WHAT YOU SHOULD DO: Count the lines below that contain the word "international", and reply with that number alone.
-- START INPUT MATERIAL --
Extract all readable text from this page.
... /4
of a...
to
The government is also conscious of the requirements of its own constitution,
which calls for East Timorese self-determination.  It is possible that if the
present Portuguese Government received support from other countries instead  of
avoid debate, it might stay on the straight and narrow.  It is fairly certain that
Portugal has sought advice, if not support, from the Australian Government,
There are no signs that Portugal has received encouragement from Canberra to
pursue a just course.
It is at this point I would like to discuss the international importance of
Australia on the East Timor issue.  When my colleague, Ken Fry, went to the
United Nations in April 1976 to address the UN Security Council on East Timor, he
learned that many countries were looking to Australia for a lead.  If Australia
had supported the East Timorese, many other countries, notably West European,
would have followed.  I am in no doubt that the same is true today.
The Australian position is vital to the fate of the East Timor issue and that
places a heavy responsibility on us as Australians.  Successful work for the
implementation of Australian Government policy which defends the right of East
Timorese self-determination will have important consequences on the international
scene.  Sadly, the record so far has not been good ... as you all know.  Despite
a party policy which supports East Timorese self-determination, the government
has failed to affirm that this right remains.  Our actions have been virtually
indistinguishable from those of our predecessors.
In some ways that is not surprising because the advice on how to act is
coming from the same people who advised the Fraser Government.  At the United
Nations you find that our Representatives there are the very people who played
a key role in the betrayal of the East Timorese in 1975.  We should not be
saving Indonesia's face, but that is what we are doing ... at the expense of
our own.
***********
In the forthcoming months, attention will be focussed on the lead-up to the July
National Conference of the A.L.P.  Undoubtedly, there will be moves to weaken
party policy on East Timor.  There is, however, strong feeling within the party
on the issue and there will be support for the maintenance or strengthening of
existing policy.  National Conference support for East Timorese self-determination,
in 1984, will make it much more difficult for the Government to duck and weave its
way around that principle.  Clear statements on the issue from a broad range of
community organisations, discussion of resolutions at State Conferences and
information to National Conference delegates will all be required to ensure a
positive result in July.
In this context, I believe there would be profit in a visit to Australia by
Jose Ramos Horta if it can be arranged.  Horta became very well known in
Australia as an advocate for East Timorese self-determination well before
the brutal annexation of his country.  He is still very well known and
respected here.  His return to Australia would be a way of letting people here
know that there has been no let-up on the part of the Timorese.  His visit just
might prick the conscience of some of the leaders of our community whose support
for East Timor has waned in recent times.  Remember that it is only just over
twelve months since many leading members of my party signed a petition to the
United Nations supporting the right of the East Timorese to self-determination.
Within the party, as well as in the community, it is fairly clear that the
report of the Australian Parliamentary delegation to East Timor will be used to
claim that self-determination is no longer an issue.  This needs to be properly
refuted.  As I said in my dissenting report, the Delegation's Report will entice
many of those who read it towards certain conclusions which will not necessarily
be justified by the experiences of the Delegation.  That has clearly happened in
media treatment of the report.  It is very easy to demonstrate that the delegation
-- END INPUT MATERIAL --
EXERCISE RESULT: 2